Instruction:
Which lines in the items below contain the string "cerrado"? Filter them out and copy each one, counting only matches with the same case.

Dataset records:
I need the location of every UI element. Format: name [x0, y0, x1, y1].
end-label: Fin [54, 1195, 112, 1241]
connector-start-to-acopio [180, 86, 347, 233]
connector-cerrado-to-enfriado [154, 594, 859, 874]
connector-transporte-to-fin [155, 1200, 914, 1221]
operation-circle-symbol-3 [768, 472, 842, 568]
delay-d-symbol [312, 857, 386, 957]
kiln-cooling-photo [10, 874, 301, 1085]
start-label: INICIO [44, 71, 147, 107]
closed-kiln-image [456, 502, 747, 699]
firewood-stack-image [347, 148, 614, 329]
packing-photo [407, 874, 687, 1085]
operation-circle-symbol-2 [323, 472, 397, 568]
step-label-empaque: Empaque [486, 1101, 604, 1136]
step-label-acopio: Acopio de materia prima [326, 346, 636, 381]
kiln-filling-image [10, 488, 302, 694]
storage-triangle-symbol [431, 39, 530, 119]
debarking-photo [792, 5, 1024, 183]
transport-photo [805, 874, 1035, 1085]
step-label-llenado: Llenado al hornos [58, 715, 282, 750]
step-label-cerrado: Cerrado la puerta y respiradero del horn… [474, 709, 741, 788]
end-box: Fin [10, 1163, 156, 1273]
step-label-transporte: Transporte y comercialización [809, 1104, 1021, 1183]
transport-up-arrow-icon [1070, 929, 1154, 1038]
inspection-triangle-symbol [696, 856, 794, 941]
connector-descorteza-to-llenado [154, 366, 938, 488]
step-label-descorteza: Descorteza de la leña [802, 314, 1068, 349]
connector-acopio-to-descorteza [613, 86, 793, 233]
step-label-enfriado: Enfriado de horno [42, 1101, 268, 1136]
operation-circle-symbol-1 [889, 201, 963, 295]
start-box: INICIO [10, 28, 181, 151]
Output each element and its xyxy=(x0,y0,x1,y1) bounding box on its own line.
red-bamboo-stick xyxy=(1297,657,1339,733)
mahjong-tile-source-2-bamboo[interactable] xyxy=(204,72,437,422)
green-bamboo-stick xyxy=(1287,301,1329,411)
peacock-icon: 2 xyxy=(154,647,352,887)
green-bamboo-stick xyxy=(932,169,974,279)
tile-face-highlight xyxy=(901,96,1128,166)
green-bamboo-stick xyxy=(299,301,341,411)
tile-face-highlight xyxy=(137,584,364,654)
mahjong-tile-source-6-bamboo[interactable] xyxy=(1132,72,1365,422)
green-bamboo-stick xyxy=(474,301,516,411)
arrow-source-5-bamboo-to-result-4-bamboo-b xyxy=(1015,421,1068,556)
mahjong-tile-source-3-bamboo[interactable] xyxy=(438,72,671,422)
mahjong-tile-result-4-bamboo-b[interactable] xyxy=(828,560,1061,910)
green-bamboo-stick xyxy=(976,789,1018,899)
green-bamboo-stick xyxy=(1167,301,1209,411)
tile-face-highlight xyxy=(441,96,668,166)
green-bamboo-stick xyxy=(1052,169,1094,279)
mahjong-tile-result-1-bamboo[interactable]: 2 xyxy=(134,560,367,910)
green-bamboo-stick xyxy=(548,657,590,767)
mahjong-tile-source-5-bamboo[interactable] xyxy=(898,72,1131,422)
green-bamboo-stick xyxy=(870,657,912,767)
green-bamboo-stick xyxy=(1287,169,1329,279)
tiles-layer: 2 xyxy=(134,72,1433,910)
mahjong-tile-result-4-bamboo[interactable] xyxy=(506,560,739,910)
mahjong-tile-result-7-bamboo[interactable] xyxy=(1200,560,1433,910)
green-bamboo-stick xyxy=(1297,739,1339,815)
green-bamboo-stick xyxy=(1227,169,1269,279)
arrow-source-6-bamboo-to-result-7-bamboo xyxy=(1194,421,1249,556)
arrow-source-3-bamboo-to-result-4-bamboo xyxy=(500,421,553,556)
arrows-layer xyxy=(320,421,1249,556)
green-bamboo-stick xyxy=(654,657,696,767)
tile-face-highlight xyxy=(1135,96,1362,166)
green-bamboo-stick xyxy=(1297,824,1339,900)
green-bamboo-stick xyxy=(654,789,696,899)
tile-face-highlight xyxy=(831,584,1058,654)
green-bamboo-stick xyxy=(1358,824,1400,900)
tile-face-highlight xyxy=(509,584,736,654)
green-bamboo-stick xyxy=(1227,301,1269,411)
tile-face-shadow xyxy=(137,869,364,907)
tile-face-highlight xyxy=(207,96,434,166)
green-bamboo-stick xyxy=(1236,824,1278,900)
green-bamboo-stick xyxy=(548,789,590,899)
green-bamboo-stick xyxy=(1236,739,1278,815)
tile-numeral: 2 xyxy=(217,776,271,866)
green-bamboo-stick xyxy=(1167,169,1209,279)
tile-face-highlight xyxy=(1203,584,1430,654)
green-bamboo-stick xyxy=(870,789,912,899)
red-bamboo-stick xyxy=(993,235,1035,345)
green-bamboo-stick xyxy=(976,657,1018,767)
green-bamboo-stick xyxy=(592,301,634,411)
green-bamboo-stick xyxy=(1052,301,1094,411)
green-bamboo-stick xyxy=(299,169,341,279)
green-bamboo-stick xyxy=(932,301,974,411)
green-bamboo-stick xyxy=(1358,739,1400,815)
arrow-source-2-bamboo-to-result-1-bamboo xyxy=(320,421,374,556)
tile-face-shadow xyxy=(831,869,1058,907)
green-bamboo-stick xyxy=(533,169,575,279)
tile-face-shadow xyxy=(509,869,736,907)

--

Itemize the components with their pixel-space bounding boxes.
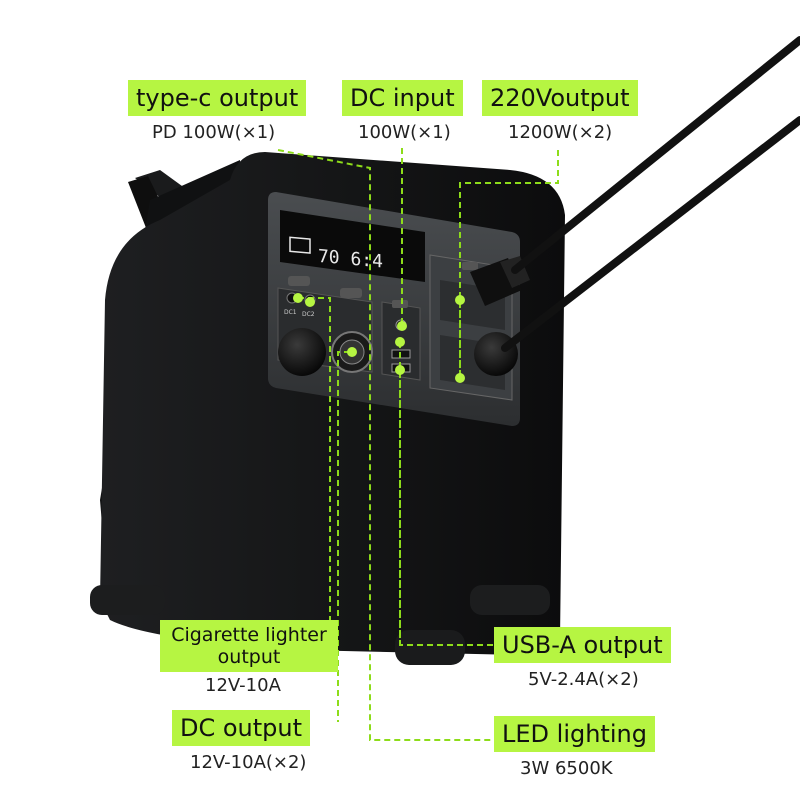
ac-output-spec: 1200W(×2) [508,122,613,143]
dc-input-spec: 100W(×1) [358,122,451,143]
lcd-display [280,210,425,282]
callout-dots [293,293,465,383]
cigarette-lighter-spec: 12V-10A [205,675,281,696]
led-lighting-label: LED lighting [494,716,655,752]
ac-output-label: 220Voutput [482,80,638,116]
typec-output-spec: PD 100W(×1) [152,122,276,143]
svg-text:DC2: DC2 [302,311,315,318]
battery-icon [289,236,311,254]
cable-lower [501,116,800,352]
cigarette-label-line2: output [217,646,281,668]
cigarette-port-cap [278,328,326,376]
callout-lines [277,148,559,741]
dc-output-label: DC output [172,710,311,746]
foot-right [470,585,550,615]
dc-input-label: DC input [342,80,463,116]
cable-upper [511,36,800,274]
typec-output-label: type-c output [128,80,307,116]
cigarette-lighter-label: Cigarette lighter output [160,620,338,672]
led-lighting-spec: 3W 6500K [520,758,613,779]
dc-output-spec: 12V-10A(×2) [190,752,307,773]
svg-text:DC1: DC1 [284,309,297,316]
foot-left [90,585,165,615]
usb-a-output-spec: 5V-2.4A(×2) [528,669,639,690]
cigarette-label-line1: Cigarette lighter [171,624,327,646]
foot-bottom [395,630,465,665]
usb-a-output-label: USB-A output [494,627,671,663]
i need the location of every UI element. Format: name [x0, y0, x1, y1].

==

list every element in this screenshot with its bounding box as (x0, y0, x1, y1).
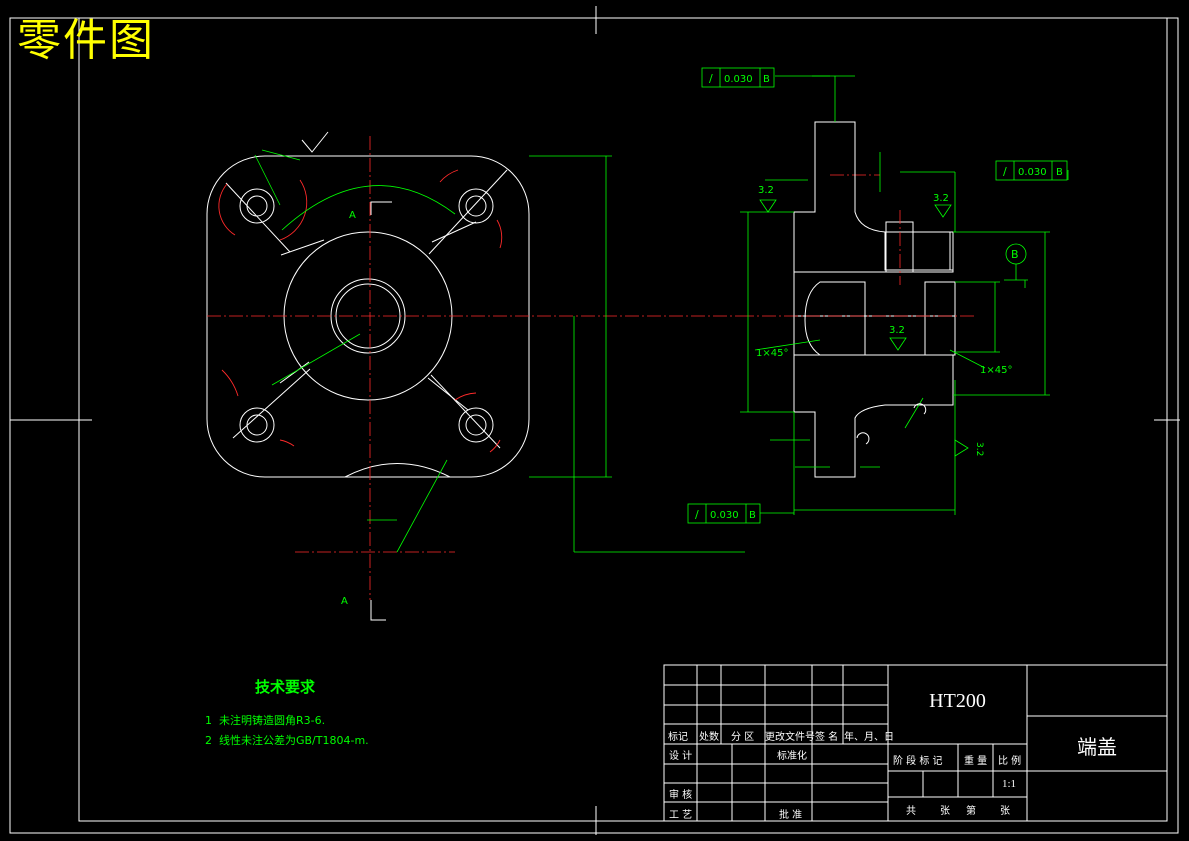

Answer:
connector-cerrado-to-enfriado [154, 594, 859, 874]
step-label-cerrado: Cerrado la puerta y respiradero del horn… [474, 709, 741, 788]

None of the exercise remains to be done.